### Instructions to follow
Copy out all lines with the word "JSON" in them.

### Provided information

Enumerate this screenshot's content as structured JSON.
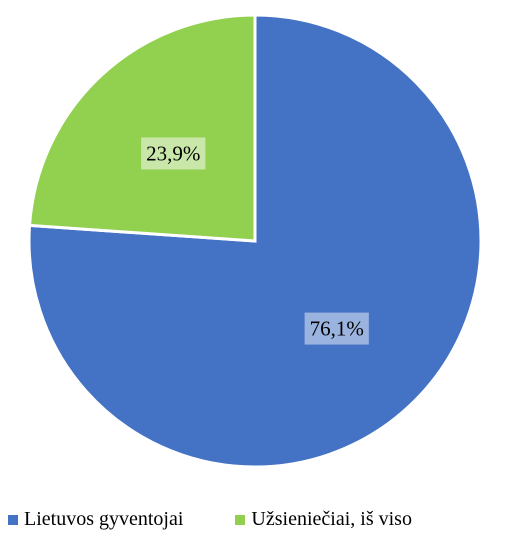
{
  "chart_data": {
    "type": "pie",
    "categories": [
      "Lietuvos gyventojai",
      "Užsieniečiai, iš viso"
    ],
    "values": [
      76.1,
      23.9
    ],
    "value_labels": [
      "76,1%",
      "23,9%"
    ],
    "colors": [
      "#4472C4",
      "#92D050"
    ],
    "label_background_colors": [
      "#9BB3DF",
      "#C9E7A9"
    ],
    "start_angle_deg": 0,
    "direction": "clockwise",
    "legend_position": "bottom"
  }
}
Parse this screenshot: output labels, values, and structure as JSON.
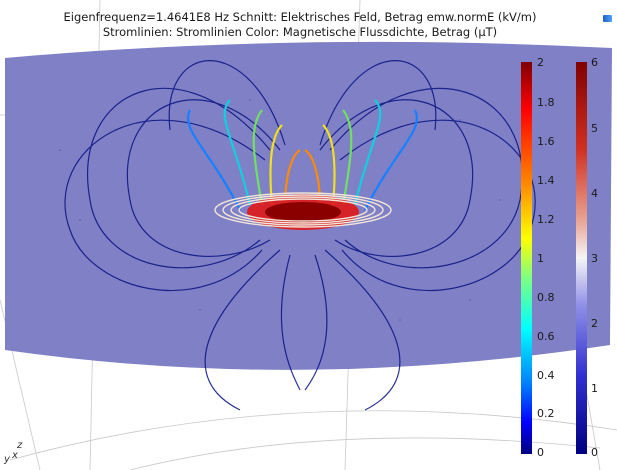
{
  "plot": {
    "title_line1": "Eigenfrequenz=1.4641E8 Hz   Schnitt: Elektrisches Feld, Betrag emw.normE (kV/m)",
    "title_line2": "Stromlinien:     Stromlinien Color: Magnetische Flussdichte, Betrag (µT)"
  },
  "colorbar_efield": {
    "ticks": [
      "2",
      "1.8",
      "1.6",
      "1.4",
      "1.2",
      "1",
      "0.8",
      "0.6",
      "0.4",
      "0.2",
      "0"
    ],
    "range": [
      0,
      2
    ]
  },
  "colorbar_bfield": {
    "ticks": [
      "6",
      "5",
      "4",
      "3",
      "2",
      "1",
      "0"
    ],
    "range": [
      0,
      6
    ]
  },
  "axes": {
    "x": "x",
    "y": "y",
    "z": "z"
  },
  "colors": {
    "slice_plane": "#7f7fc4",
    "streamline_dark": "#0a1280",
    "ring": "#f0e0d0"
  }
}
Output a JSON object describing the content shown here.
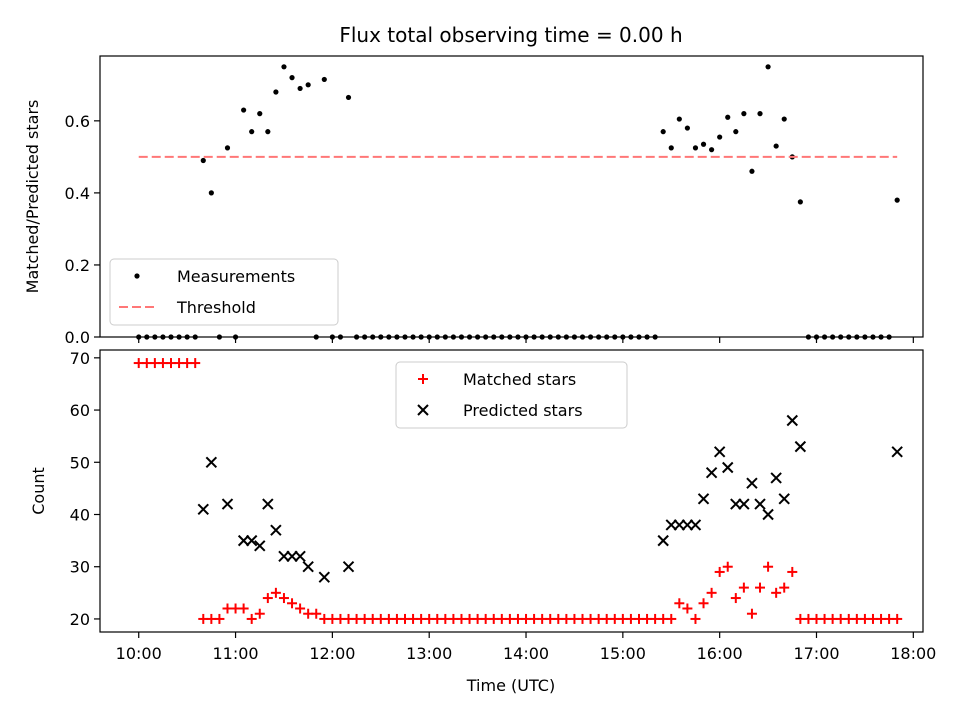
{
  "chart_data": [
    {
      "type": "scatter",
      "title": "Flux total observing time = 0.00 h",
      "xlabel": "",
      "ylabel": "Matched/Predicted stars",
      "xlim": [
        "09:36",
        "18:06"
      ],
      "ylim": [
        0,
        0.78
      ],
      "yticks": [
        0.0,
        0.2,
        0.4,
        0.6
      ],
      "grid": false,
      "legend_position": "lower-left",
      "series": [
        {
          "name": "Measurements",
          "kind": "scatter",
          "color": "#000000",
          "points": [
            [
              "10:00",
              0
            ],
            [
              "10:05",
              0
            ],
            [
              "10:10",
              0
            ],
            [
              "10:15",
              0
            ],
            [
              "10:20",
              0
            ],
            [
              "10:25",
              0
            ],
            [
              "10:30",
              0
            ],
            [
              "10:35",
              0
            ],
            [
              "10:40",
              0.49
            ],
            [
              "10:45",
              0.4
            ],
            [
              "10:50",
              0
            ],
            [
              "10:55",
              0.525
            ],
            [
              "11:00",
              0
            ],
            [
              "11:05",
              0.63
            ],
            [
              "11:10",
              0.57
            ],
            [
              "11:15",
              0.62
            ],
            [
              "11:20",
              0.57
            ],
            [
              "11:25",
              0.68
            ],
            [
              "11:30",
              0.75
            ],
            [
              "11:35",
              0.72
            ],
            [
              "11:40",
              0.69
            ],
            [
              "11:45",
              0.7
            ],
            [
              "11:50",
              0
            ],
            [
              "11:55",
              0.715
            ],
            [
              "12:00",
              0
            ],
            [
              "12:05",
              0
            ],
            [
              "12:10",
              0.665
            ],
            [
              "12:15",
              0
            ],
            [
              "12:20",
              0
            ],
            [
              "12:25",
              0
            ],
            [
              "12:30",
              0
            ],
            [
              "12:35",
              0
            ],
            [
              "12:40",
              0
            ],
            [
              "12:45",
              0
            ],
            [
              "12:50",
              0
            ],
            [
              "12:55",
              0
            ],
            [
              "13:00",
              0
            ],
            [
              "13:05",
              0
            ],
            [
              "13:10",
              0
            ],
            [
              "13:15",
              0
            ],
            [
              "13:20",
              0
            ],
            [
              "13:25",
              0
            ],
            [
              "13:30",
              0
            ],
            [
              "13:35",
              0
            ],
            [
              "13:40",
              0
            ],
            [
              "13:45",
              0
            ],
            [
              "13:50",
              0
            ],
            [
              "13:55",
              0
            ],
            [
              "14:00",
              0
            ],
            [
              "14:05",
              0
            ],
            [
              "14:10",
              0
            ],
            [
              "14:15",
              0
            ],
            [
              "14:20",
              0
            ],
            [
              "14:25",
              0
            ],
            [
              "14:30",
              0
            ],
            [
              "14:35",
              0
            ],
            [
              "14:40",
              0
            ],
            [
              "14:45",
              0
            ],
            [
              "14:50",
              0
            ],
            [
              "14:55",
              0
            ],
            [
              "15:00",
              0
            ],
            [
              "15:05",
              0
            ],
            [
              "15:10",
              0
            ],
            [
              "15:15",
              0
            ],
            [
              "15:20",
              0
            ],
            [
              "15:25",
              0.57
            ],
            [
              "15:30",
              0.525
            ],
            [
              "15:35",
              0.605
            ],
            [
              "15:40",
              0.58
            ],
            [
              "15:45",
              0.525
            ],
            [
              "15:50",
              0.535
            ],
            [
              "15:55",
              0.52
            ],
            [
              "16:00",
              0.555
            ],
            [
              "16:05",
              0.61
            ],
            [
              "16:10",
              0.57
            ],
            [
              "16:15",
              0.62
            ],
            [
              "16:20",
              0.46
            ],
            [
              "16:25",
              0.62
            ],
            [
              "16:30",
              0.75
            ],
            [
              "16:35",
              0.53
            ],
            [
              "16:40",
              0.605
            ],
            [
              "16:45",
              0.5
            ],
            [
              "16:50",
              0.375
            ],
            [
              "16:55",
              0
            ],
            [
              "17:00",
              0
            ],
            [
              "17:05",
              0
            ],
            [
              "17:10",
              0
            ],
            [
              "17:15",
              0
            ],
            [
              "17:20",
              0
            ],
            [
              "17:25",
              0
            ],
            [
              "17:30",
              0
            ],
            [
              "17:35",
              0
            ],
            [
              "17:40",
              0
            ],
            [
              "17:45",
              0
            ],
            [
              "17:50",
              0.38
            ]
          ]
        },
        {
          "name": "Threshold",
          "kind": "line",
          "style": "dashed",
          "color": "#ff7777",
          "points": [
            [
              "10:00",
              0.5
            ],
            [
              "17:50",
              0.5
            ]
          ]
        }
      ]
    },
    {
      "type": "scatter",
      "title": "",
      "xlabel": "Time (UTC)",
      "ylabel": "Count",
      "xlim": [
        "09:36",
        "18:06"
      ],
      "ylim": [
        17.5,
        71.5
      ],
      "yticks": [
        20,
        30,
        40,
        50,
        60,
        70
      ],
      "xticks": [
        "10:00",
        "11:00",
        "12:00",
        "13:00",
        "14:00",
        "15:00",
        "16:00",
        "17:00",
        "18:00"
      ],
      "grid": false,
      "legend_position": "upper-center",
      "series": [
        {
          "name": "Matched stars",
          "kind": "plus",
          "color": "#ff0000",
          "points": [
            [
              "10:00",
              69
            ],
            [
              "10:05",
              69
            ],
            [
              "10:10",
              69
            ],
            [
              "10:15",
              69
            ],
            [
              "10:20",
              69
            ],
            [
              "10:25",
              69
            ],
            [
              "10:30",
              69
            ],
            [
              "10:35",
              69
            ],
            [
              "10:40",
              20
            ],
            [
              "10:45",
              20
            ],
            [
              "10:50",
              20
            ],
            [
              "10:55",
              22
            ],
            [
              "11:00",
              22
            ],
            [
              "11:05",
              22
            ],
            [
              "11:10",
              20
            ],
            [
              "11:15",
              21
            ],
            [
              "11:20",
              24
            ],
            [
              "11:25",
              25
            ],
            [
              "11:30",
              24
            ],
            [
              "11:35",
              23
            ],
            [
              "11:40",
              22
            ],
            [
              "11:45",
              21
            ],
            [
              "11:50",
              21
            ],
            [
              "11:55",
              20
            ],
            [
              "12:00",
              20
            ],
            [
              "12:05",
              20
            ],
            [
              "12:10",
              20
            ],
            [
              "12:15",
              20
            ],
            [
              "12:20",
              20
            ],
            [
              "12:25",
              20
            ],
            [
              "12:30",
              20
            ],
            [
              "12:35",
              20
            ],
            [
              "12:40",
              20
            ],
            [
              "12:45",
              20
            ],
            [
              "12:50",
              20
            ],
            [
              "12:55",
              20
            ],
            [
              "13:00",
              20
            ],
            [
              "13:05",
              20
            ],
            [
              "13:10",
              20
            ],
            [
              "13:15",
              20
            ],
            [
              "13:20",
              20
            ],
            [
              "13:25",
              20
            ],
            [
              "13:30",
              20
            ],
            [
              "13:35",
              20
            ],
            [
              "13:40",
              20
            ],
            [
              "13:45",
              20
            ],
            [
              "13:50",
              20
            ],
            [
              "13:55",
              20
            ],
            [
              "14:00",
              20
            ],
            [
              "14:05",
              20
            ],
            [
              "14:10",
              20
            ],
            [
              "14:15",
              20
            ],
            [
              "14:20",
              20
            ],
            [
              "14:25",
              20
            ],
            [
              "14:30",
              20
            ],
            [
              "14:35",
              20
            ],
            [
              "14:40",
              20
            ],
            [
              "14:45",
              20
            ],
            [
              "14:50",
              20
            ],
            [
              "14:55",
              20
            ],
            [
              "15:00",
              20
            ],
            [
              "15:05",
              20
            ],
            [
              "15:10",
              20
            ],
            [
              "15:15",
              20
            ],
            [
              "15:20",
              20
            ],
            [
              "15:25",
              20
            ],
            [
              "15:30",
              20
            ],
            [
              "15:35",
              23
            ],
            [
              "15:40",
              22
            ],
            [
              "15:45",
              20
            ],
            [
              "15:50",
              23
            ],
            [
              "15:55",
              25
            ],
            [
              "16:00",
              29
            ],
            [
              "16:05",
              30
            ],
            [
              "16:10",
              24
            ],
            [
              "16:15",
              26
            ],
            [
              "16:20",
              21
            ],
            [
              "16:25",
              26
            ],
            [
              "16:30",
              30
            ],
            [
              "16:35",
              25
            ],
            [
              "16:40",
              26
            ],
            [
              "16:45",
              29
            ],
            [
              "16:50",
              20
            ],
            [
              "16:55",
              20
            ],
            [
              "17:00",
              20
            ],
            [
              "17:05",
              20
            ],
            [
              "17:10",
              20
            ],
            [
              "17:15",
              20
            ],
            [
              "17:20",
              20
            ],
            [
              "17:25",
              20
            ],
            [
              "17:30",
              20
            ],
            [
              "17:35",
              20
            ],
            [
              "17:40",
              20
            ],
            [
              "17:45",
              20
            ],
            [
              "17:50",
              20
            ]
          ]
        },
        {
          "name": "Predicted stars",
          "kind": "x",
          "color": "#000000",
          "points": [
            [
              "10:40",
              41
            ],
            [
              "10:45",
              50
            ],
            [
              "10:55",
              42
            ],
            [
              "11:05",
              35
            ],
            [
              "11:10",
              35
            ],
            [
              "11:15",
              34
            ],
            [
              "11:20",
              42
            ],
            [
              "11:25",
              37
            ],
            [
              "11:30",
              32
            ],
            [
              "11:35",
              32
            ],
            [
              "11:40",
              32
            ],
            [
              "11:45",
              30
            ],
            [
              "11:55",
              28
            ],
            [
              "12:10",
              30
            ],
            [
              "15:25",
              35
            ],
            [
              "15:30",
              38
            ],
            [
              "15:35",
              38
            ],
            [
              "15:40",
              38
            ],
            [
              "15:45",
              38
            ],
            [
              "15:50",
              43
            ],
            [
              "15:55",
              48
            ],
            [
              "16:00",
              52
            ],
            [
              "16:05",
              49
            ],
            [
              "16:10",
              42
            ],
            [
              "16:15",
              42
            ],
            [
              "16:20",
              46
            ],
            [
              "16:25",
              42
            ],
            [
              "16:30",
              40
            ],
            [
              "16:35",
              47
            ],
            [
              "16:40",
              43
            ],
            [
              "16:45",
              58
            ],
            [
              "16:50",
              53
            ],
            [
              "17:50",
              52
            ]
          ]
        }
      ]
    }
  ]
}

### Task response
Enumerate this screenshot's content as structured JSON.
Parse this screenshot: output labels, values, and structure as JSON.
Output a JSON object describing the content shown here.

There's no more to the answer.